▶ **GOAL**:
Return all of the lines below exactly as they are.

▶ **DATA FOR THE TASK**:
====

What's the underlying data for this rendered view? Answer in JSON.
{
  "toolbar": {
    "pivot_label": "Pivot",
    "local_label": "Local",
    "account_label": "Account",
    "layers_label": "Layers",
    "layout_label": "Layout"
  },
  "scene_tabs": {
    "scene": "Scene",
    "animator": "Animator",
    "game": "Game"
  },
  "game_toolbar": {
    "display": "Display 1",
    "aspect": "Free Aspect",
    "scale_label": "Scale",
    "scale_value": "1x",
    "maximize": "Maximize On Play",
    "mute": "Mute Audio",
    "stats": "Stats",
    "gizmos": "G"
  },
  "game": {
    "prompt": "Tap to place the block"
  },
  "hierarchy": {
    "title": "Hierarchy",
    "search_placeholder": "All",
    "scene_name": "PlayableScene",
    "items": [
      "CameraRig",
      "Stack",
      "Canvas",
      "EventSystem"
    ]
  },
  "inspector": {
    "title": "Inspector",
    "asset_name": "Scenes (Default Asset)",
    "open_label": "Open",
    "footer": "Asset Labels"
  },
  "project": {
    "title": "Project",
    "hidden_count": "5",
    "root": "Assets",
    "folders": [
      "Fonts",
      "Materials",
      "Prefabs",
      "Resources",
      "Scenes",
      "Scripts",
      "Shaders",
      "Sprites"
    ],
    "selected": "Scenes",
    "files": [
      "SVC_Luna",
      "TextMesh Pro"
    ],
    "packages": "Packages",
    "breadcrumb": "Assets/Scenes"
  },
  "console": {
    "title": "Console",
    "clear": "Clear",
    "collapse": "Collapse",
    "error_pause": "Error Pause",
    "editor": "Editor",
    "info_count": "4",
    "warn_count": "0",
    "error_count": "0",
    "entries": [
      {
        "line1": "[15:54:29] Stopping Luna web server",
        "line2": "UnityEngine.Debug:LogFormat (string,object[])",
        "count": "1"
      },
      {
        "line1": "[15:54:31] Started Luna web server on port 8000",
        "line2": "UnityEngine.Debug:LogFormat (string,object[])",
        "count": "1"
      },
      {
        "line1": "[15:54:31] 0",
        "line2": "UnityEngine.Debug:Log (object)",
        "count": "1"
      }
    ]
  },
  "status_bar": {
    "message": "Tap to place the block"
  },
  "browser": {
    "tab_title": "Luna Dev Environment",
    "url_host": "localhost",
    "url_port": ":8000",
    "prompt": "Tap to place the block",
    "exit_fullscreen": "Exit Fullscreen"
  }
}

====

▶ **RESULT OF THIS EXERCISE**:
What's the underlying data for this rendered view? Answer in JSON.
{
  "toolbar": {
    "pivot_label": "Pivot",
    "local_label": "Local",
    "account_label": "Account",
    "layers_label": "Layers",
    "layout_label": "Layout"
  },
  "scene_tabs": {
    "scene": "Scene",
    "animator": "Animator",
    "game": "Game"
  },
  "game_toolbar": {
    "display": "Display 1",
    "aspect": "Free Aspect",
    "scale_label": "Scale",
    "scale_value": "1x",
    "maximize": "Maximize On Play",
    "mute": "Mute Audio",
    "stats": "Stats",
    "gizmos": "G"
  },
  "game": {
    "prompt": "Tap to place the block"
  },
  "hierarchy": {
    "title": "Hierarchy",
    "search_placeholder": "All",
    "scene_name": "PlayableScene",
    "items": [
      "CameraRig",
      "Stack",
      "Canvas",
      "EventSystem"
    ]
  },
  "inspector": {
    "title": "Inspector",
    "asset_name": "Scenes (Default Asset)",
    "open_label": "Open",
    "footer": "Asset Labels"
  },
  "project": {
    "title": "Project",
    "hidden_count": "5",
    "root": "Assets",
    "folders": [
      "Fonts",
      "Materials",
      "Prefabs",
      "Resources",
      "Scenes",
      "Scripts",
      "Shaders",
      "Sprites"
    ],
    "selected": "Scenes",
    "files": [
      "SVC_Luna",
      "TextMesh Pro"
    ],
    "packages": "Packages",
    "breadcrumb": "Assets/Scenes"
  },
  "console": {
    "title": "Console",
    "clear": "Clear",
    "collapse": "Collapse",
    "error_pause": "Error Pause",
    "editor": "Editor",
    "info_count": "4",
    "warn_count": "0",
    "error_count": "0",
    "entries": [
      {
        "line1": "[15:54:29] Stopping Luna web server",
        "line2": "UnityEngine.Debug:LogFormat (string,object[])",
        "count": "1"
      },
      {
        "line1": "[15:54:31] Started Luna web server on port 8000",
        "line2": "UnityEngine.Debug:LogFormat (string,object[])",
        "count": "1"
      },
      {
        "line1": "[15:54:31] 0",
        "line2": "UnityEngine.Debug:Log (object)",
        "count": "1"
      }
    ]
  },
  "status_bar": {
    "message": "Tap to place the block"
  },
  "browser": {
    "tab_title": "Luna Dev Environment",
    "url_host": "localhost",
    "url_port": ":8000",
    "prompt": "Tap to place the block",
    "exit_fullscreen": "Exit Fullscreen"
  }
}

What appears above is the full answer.